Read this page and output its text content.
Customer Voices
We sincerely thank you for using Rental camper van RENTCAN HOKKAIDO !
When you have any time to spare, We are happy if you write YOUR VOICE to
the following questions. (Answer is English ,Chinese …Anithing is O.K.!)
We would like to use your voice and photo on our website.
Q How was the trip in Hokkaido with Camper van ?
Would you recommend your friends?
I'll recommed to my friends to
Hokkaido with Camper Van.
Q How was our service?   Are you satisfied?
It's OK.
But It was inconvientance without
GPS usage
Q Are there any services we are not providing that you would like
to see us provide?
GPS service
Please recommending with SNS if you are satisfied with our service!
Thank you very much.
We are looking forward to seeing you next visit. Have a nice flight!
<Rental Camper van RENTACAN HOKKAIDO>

##########

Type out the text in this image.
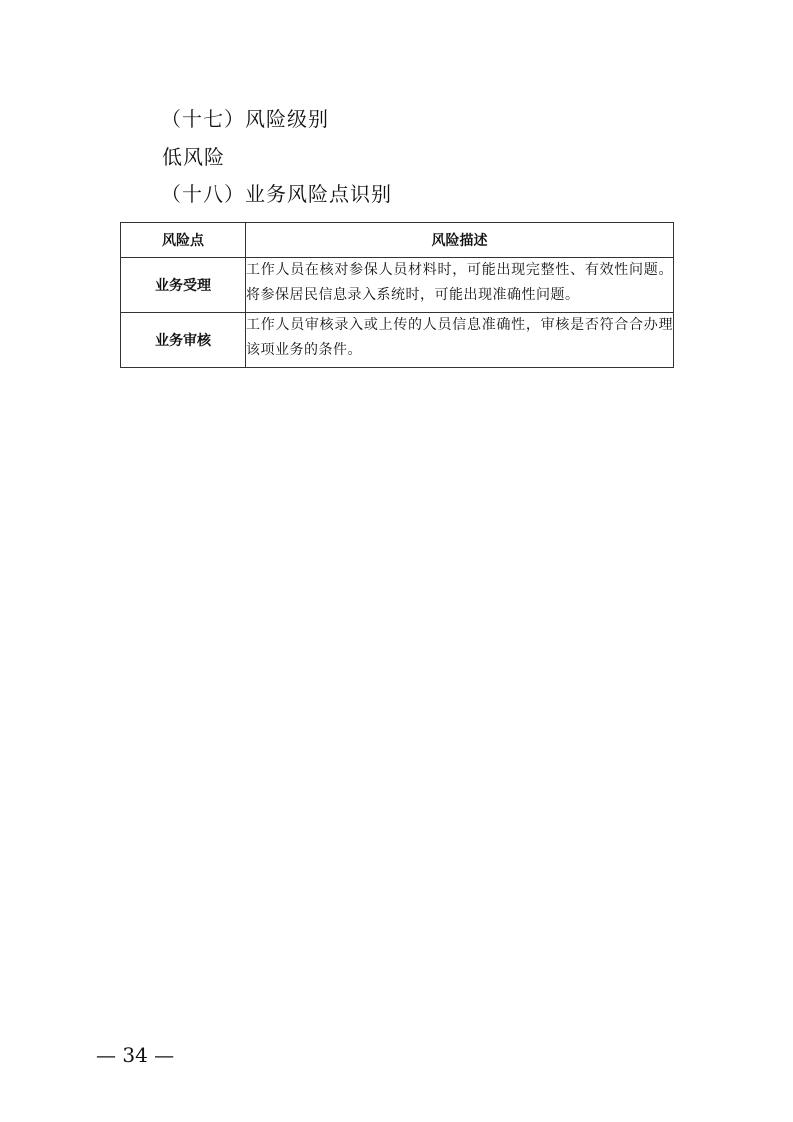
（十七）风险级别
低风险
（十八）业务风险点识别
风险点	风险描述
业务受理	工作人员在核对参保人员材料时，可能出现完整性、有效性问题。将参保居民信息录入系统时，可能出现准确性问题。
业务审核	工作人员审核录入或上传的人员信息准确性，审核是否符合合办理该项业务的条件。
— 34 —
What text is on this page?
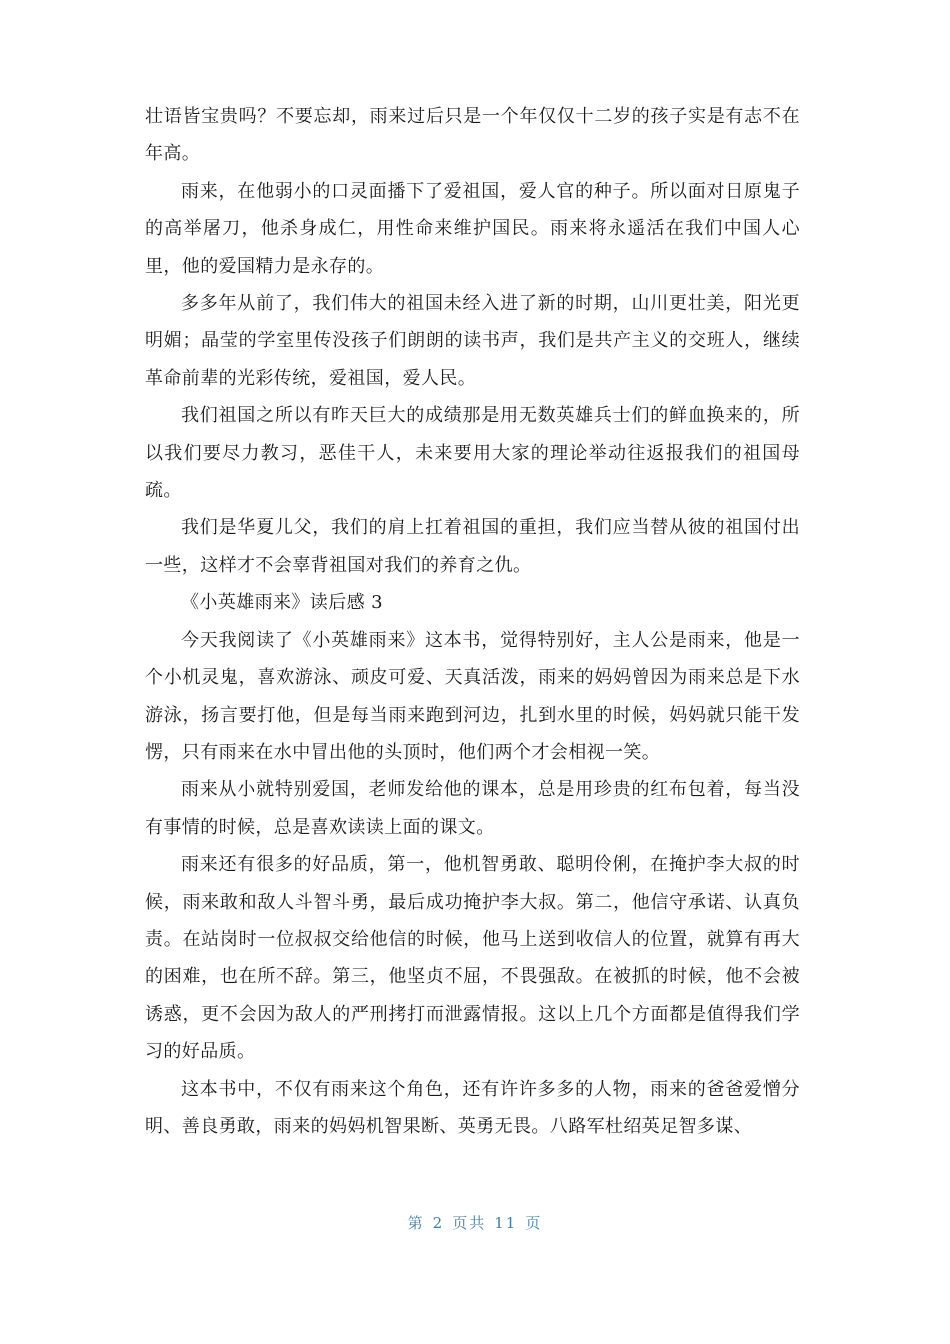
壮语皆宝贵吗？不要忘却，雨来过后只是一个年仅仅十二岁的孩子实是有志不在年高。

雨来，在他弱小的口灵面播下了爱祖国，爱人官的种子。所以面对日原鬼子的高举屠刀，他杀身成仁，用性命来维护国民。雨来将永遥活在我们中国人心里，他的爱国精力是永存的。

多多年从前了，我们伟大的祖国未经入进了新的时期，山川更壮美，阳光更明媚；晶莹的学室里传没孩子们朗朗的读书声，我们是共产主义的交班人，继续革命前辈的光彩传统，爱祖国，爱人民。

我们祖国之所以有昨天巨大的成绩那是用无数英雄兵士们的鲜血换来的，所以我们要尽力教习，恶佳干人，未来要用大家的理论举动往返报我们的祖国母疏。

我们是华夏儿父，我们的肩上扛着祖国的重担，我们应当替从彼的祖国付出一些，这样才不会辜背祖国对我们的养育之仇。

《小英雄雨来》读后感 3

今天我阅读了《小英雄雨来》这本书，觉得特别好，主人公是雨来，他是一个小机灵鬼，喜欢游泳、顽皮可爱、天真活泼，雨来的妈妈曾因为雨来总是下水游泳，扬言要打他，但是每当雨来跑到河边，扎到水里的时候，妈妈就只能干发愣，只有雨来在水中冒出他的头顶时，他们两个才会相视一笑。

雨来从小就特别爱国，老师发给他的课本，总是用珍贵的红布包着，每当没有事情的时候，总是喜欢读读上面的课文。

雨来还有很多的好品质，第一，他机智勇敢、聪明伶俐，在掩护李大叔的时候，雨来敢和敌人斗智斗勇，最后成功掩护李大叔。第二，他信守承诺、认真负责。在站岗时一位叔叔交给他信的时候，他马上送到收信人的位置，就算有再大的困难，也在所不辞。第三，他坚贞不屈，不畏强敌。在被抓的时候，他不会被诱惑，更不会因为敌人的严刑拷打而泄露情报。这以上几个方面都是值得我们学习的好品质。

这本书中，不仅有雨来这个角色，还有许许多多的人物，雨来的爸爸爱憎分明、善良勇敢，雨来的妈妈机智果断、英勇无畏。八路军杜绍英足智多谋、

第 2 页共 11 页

##########

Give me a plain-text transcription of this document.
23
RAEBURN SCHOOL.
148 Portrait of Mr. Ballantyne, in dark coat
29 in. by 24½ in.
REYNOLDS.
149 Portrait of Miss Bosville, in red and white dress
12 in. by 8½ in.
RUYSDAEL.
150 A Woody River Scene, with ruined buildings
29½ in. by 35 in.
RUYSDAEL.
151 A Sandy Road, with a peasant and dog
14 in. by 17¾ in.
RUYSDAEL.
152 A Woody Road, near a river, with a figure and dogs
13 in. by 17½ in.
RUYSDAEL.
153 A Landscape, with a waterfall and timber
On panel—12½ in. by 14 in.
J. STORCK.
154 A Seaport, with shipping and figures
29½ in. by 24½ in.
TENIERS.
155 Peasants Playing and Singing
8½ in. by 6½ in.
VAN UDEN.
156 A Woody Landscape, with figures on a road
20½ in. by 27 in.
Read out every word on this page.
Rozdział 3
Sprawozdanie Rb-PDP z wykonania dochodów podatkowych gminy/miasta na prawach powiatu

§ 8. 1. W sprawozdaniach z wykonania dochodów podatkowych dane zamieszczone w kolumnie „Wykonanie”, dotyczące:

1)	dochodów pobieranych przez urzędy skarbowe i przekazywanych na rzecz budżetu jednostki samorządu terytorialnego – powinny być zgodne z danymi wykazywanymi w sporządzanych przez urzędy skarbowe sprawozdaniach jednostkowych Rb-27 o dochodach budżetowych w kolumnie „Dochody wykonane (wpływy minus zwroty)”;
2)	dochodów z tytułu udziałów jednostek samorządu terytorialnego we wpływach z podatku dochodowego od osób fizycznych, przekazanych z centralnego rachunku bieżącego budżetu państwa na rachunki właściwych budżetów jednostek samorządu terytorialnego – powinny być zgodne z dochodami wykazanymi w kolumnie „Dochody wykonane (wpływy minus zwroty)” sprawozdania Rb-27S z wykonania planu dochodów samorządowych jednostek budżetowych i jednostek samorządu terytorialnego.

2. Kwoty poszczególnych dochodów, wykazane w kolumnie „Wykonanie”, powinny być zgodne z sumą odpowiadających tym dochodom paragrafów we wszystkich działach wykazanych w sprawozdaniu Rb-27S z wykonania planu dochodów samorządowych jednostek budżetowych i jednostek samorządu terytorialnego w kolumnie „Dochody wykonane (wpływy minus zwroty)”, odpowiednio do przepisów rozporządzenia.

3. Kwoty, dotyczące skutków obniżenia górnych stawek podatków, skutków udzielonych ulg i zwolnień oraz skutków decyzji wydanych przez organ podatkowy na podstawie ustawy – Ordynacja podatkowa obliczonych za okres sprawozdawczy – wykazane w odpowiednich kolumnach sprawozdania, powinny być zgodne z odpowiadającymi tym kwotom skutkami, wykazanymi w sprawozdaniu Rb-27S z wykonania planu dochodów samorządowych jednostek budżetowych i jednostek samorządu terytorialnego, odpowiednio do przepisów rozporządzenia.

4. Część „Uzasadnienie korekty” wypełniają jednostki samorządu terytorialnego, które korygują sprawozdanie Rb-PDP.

##########

- _WHAT YOU SHOULD DO_
Find the word "Portrait" in the data and copy out each line where it turns up.

- _TASK OUTPUT_
148 Portrait of Mr. Ballantyne, in dark coat
149 Portrait of Miss Bosville, in red and white dress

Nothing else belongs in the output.